Dataset content.
::::::::

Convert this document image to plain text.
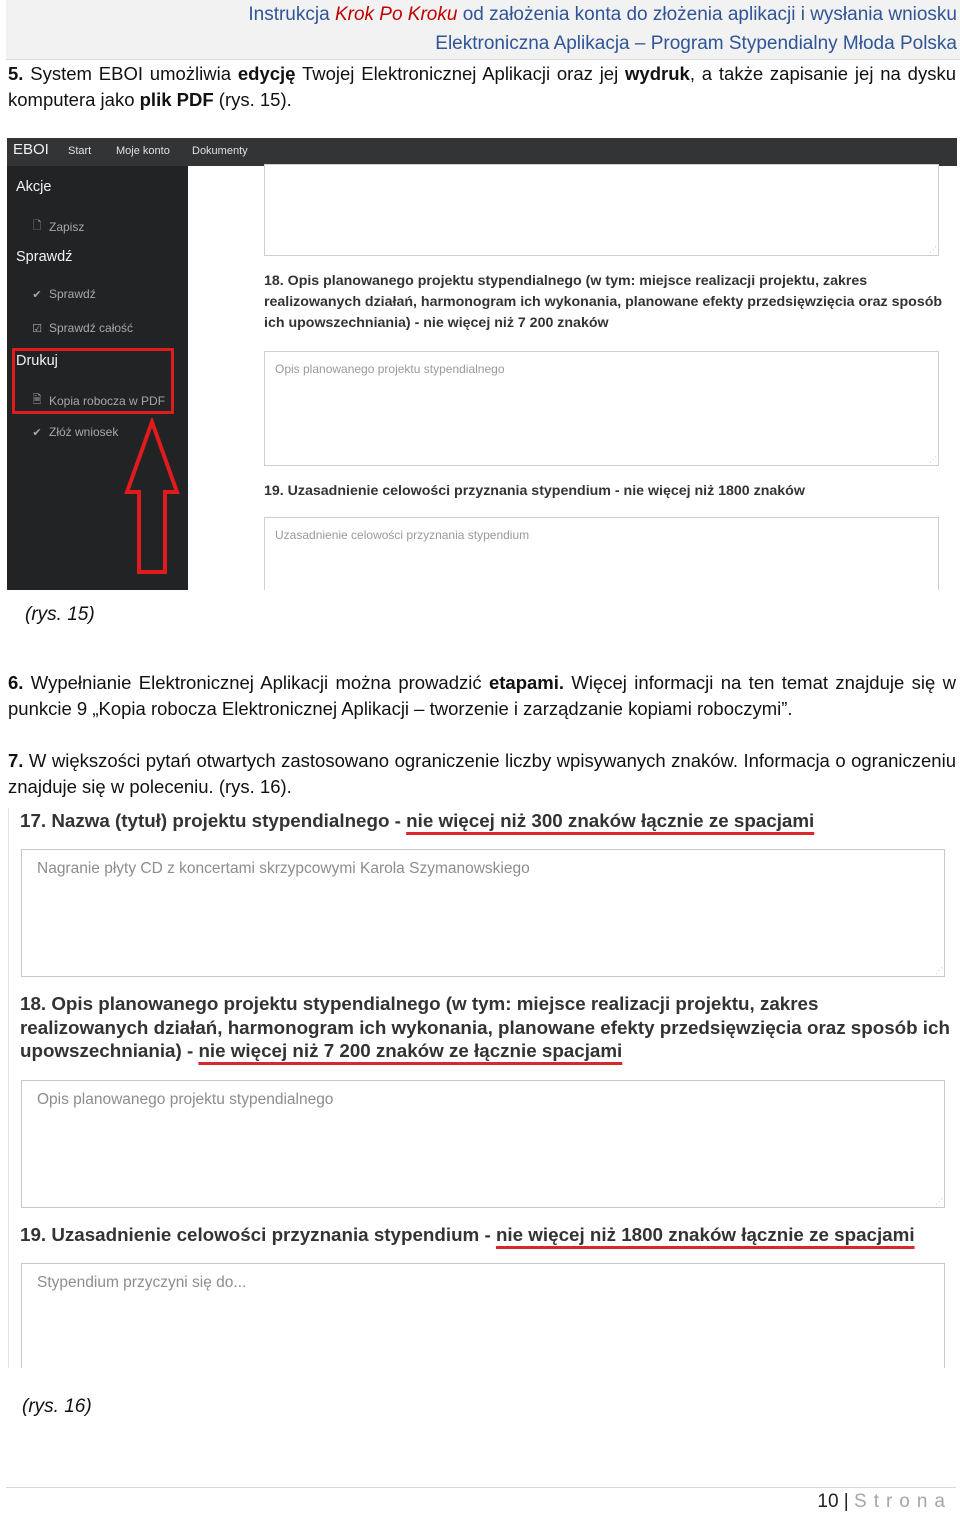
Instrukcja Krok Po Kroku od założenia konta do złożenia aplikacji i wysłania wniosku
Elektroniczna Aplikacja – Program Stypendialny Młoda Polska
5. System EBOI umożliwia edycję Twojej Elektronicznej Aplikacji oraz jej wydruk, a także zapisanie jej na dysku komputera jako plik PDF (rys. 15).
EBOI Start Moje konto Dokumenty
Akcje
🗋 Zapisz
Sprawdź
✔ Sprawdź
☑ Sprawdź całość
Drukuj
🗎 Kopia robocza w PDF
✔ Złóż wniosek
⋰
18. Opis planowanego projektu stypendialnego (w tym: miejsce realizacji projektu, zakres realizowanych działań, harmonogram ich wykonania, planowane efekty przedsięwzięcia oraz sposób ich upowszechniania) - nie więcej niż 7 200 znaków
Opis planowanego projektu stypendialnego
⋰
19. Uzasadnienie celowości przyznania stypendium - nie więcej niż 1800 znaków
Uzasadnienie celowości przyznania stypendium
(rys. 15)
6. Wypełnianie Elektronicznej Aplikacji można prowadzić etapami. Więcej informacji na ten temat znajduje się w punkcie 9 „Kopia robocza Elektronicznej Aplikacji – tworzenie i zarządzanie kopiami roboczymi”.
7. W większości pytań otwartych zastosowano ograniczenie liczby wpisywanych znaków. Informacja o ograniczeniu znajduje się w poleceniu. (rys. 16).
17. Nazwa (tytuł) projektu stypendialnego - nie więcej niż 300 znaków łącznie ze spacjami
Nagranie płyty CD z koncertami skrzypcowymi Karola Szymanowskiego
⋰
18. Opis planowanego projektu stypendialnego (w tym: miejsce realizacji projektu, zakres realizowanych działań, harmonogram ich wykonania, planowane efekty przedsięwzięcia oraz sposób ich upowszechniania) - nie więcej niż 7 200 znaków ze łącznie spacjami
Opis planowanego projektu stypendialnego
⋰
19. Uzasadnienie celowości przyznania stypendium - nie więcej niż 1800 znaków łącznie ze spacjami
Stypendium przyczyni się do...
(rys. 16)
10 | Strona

::::::::

What needs to be done.
Report how many lines in the listing include the word "stypendialnego". Give nothing but the count.

Result of the task.
5